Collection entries
== == ==
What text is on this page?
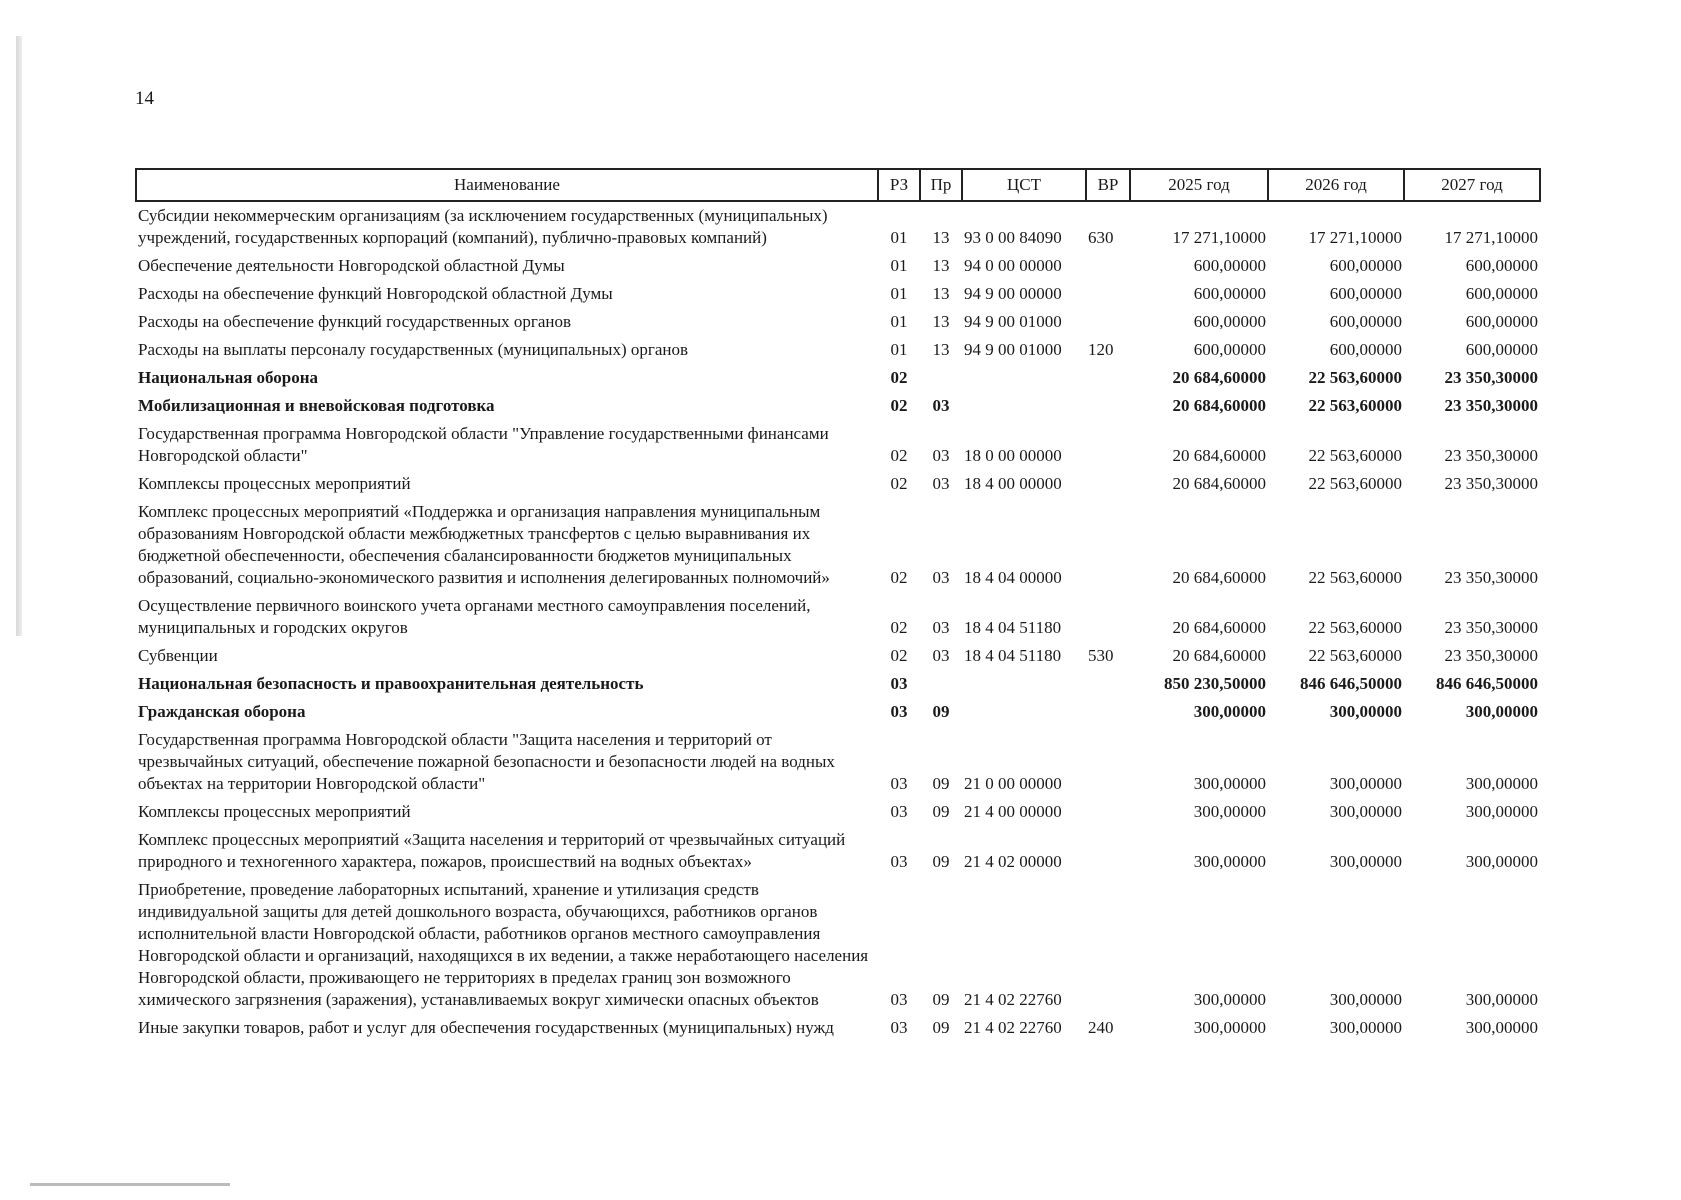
14
Наименование	РЗ	Пр	ЦСТ	ВР	2025 год	2026 год	2027 год
Субсидии некоммерческим организациям (за исключением государственных (муниципальных) учреждений, государственных корпораций (компаний), публично-правовых компаний)	01	13	93 0 00 84090	630	17 271,10000	17 271,10000	17 271,10000
Обеспечение деятельности Новгородской областной Думы	01	13	94 0 00 00000		600,00000	600,00000	600,00000
Расходы на обеспечение функций Новгородской областной Думы	01	13	94 9 00 00000		600,00000	600,00000	600,00000
Расходы на обеспечение функций государственных органов	01	13	94 9 00 01000		600,00000	600,00000	600,00000
Расходы на выплаты персоналу государственных (муниципальных) органов	01	13	94 9 00 01000	120	600,00000	600,00000	600,00000
Национальная оборона	02				20 684,60000	22 563,60000	23 350,30000
Мобилизационная и вневойсковая подготовка	02	03			20 684,60000	22 563,60000	23 350,30000
Государственная программа Новгородской области "Управление государственными финансами Новгородской области"	02	03	18 0 00 00000		20 684,60000	22 563,60000	23 350,30000
Комплексы процессных мероприятий	02	03	18 4 00 00000		20 684,60000	22 563,60000	23 350,30000
Комплекс процессных мероприятий «Поддержка и организация направления муниципальным образованиям Новгородской области межбюджетных трансфертов с целью выравнивания их бюджетной обеспеченности, обеспечения сбалансированности бюджетов муниципальных образований, социально-экономического развития и исполнения делегированных полномочий»	02	03	18 4 04 00000		20 684,60000	22 563,60000	23 350,30000
Осуществление первичного воинского учета органами местного самоуправления поселений, муниципальных и городских округов	02	03	18 4 04 51180		20 684,60000	22 563,60000	23 350,30000
Субвенции	02	03	18 4 04 51180	530	20 684,60000	22 563,60000	23 350,30000
Национальная безопасность и правоохранительная деятельность	03				850 230,50000	846 646,50000	846 646,50000
Гражданская оборона	03	09			300,00000	300,00000	300,00000
Государственная программа Новгородской области "Защита населения и территорий от чрезвычайных ситуаций, обеспечение пожарной безопасности и безопасности людей на водных объектах на территории Новгородской области"	03	09	21 0 00 00000		300,00000	300,00000	300,00000
Комплексы процессных мероприятий	03	09	21 4 00 00000		300,00000	300,00000	300,00000
Комплекс процессных мероприятий «Защита населения и территорий от чрезвычайных ситуаций природного и техногенного характера, пожаров, происшествий на водных объектах»	03	09	21 4 02 00000		300,00000	300,00000	300,00000
Приобретение, проведение лабораторных испытаний, хранение и утилизация средств индивидуальной защиты для детей дошкольного возраста, обучающихся, работников органов исполнительной власти Новгородской области, работников органов местного самоуправления Новгородской области и организаций, находящихся в их ведении, а также неработающего населения Новгородской области, проживающего не территориях в пределах границ зон возможного химического загрязнения (заражения), устанавливаемых вокруг химически опасных объектов	03	09	21 4 02 22760		300,00000	300,00000	300,00000
Иные закупки товаров, работ и услуг для обеспечения государственных (муниципальных) нужд	03	09	21 4 02 22760	240	300,00000	300,00000	300,00000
== == ==
(Task prompt)
Lines that hold "чрезвычайных" are the ones to copy; find all of them.

(Result of the exercise)
Государственная программа Новгородской области "Защита населения и территорий от чрезвычайных ситуаций, обеспечение пожарной безопасности и безопасности людей на водных объектах на территории Новгородской области"	03	09	21 0 00 00000		300,00000	300,00000	300,00000
Комплекс процессных мероприятий «Защита населения и территорий от чрезвычайных ситуаций природного и техногенного характера, пожаров, происшествий на водных объектах»	03	09	21 4 02 00000		300,00000	300,00000	300,00000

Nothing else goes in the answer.